__Description of the task__
Retype the records that come next, word for word.

Saved entries
## Start
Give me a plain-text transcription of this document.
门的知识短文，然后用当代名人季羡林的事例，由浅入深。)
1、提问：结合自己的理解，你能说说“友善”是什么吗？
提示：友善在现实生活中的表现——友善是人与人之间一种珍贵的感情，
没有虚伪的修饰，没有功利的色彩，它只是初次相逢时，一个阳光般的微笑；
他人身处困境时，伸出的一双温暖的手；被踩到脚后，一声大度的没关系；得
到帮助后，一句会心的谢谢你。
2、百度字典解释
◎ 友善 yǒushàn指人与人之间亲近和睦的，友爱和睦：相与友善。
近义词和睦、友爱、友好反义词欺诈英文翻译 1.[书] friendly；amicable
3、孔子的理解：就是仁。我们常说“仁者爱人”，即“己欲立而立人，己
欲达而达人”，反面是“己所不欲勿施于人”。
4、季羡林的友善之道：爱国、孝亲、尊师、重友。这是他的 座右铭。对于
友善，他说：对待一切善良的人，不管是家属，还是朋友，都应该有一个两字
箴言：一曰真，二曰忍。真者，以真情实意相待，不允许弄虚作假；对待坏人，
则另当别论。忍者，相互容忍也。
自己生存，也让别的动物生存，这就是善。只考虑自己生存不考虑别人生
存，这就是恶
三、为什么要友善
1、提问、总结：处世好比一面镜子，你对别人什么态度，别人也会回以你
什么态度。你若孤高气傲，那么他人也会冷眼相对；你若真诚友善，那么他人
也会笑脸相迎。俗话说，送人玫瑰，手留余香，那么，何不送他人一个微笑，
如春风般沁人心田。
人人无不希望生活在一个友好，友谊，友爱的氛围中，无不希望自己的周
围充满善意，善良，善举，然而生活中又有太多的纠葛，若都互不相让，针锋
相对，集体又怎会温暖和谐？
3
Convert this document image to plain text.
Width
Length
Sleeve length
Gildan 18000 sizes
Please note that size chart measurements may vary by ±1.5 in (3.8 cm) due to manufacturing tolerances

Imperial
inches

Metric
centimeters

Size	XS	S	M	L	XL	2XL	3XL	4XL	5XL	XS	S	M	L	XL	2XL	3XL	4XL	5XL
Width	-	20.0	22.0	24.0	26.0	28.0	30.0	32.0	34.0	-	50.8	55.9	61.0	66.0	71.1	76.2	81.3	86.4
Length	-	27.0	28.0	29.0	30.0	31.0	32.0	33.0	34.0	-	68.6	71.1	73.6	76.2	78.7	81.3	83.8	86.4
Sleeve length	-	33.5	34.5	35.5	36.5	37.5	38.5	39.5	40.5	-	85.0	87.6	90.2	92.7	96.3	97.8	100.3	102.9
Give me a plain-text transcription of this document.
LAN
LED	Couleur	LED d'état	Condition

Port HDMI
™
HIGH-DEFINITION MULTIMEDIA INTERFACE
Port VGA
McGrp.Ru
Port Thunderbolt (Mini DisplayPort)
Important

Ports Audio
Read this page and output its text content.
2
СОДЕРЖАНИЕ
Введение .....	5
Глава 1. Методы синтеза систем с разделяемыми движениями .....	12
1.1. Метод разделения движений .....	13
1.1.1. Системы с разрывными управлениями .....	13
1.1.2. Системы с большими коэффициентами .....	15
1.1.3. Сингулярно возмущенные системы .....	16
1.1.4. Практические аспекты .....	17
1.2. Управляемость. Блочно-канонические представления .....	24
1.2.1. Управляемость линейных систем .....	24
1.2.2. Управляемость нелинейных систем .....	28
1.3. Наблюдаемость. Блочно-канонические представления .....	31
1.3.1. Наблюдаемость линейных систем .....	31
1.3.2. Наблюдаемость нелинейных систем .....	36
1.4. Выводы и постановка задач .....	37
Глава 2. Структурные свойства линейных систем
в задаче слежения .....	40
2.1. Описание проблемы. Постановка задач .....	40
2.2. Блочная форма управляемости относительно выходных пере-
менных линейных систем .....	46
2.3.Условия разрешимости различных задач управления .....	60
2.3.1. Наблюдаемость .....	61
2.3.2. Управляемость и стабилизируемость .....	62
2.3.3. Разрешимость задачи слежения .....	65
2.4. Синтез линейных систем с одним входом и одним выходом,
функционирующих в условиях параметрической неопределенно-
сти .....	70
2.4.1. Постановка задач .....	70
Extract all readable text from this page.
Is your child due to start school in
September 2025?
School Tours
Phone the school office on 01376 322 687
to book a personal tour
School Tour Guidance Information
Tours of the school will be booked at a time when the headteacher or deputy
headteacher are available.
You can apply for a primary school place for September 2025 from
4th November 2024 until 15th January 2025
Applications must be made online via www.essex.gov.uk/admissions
## End
__Complete answer__
Give me a plain-text transcription of this document.
门的知识短文，然后用当代名人季羡林的事例，由浅入深。)
1、提问：结合自己的理解，你能说说“友善”是什么吗？
提示：友善在现实生活中的表现——友善是人与人之间一种珍贵的感情，
没有虚伪的修饰，没有功利的色彩，它只是初次相逢时，一个阳光般的微笑；
他人身处困境时，伸出的一双温暖的手；被踩到脚后，一声大度的没关系；得
到帮助后，一句会心的谢谢你。
2、百度字典解释
◎ 友善 yǒushàn指人与人之间亲近和睦的，友爱和睦：相与友善。
近义词和睦、友爱、友好反义词欺诈英文翻译 1.[书] friendly；amicable
3、孔子的理解：就是仁。我们常说“仁者爱人”，即“己欲立而立人，己
欲达而达人”，反面是“己所不欲勿施于人”。
4、季羡林的友善之道：爱国、孝亲、尊师、重友。这是他的 座右铭。对于
友善，他说：对待一切善良的人，不管是家属，还是朋友，都应该有一个两字
箴言：一曰真，二曰忍。真者，以真情实意相待，不允许弄虚作假；对待坏人，
则另当别论。忍者，相互容忍也。
自己生存，也让别的动物生存，这就是善。只考虑自己生存不考虑别人生
存，这就是恶
三、为什么要友善
1、提问、总结：处世好比一面镜子，你对别人什么态度，别人也会回以你
什么态度。你若孤高气傲，那么他人也会冷眼相对；你若真诚友善，那么他人
也会笑脸相迎。俗话说，送人玫瑰，手留余香，那么，何不送他人一个微笑，
如春风般沁人心田。
人人无不希望生活在一个友好，友谊，友爱的氛围中，无不希望自己的周
围充满善意，善良，善举，然而生活中又有太多的纠葛，若都互不相让，针锋
相对，集体又怎会温暖和谐？
3
Convert this document image to plain text.
Width
Length
Sleeve length
Gildan 18000 sizes
Please note that size chart measurements may vary by ±1.5 in (3.8 cm) due to manufacturing tolerances

Imperial
inches

Metric
centimeters

Size	XS	S	M	L	XL	2XL	3XL	4XL	5XL	XS	S	M	L	XL	2XL	3XL	4XL	5XL
Width	-	20.0	22.0	24.0	26.0	28.0	30.0	32.0	34.0	-	50.8	55.9	61.0	66.0	71.1	76.2	81.3	86.4
Length	-	27.0	28.0	29.0	30.0	31.0	32.0	33.0	34.0	-	68.6	71.1	73.6	76.2	78.7	81.3	83.8	86.4
Sleeve length	-	33.5	34.5	35.5	36.5	37.5	38.5	39.5	40.5	-	85.0	87.6	90.2	92.7	96.3	97.8	100.3	102.9
Give me a plain-text transcription of this document.
LAN
LED	Couleur	LED d'état	Condition

Port HDMI
™
HIGH-DEFINITION MULTIMEDIA INTERFACE
Port VGA
McGrp.Ru
Port Thunderbolt (Mini DisplayPort)
Important

Ports Audio
Read this page and output its text content.
2
СОДЕРЖАНИЕ
Введение .....	5
Глава 1. Методы синтеза систем с разделяемыми движениями .....	12
1.1. Метод разделения движений .....	13
1.1.1. Системы с разрывными управлениями .....	13
1.1.2. Системы с большими коэффициентами .....	15
1.1.3. Сингулярно возмущенные системы .....	16
1.1.4. Практические аспекты .....	17
1.2. Управляемость. Блочно-канонические представления .....	24
1.2.1. Управляемость линейных систем .....	24
1.2.2. Управляемость нелинейных систем .....	28
1.3. Наблюдаемость. Блочно-канонические представления .....	31
1.3.1. Наблюдаемость линейных систем .....	31
1.3.2. Наблюдаемость нелинейных систем .....	36
1.4. Выводы и постановка задач .....	37
Глава 2. Структурные свойства линейных систем
в задаче слежения .....	40
2.1. Описание проблемы. Постановка задач .....	40
2.2. Блочная форма управляемости относительно выходных пере-
менных линейных систем .....	46
2.3.Условия разрешимости различных задач управления .....	60
2.3.1. Наблюдаемость .....	61
2.3.2. Управляемость и стабилизируемость .....	62
2.3.3. Разрешимость задачи слежения .....	65
2.4. Синтез линейных систем с одним входом и одним выходом,
функционирующих в условиях параметрической неопределенно-
сти .....	70
2.4.1. Постановка задач .....	70
Extract all readable text from this page.
Is your child due to start school in
September 2025?
School Tours
Phone the school office on 01376 322 687
to book a personal tour
School Tour Guidance Information
Tours of the school will be booked at a time when the headteacher or deputy
headteacher are available.
You can apply for a primary school place for September 2025 from
4th November 2024 until 15th January 2025
Applications must be made online via www.essex.gov.uk/admissions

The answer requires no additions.